- **Passage**:
* Begin *
In contrast, the present invention greatly increases the number of operations which the more imaginative children are able to accomplish while playing with modeling compound. While retaining the ability to create a wide variety of unusual designs through extrusion, the present invention allows the children to learn mechanical principles, to learn word association with pictures, to piece together parts of a puzzle, to learn color transfer, spelling and numbers as well as allowing the child to start with a basic device for accomplishing the simultaneously propelling and forming impressions with a means for receiving and thereafter adding accessories requiring a higher level of skill for their operation. As the children develop their ability to create a wide variety of designs and combinations through the stimulation of their imaginations by the addition of components to the device to create additional designs in a variety of ways, the children's joy of playing with modeling compound is greatly increased over that by that attained by the prior art device.

In addition to the above stated advantages of the stated invention, applicants find that use of a flowable material to power toys is new. Presently, most toys are powered by springs, batteries, etc. The present invention provides the ability for use of the flowable material to give animation to a toy. Thus, the interest of the more imaginative children is retained due to the visibility of the motion created by the power provided by the flowable material.

SUMMARY OF THE INVENTION

The present invention relates to a device for simultaneously propelling and forming impressions in a flowable material with a means for receiving.

One embodiment of the present invention consists of means for supporting the device, lever means, piston means, means for pivoting lever means about the piston means, means for storing flowable material, means for receiving flowable material, means for guiding the means for receiving and means for transferring the flowable material from the means for storing to the means for receiving which is operatively connected to the present invention.
* End *
Answer these questions from the passage above:
(a) What does the passage say powers most toys at present?
(b) According to the summary, what does the present invention relate to?
(c) In the embodiment described, about what are the lever means pivoted?

- **Data section**:
* Begin *
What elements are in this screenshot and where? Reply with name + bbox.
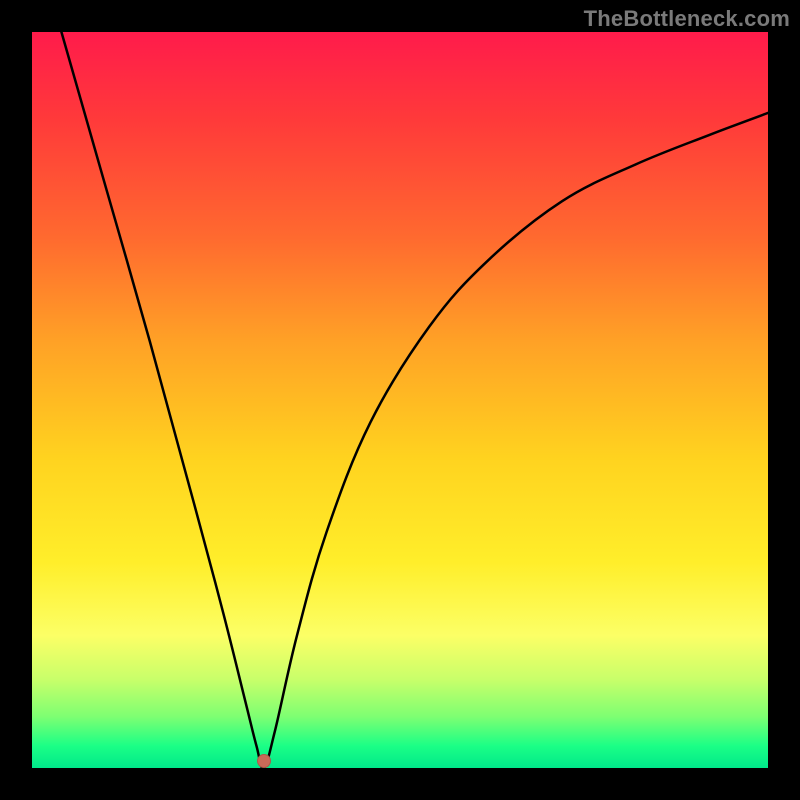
* End *
- **Answer to this problem**:
(a) Springs, batteries and the like.
(b) A device for simultaneously propelling and forming impressions in a flowable material with a means for receiving.
(c) The piston means.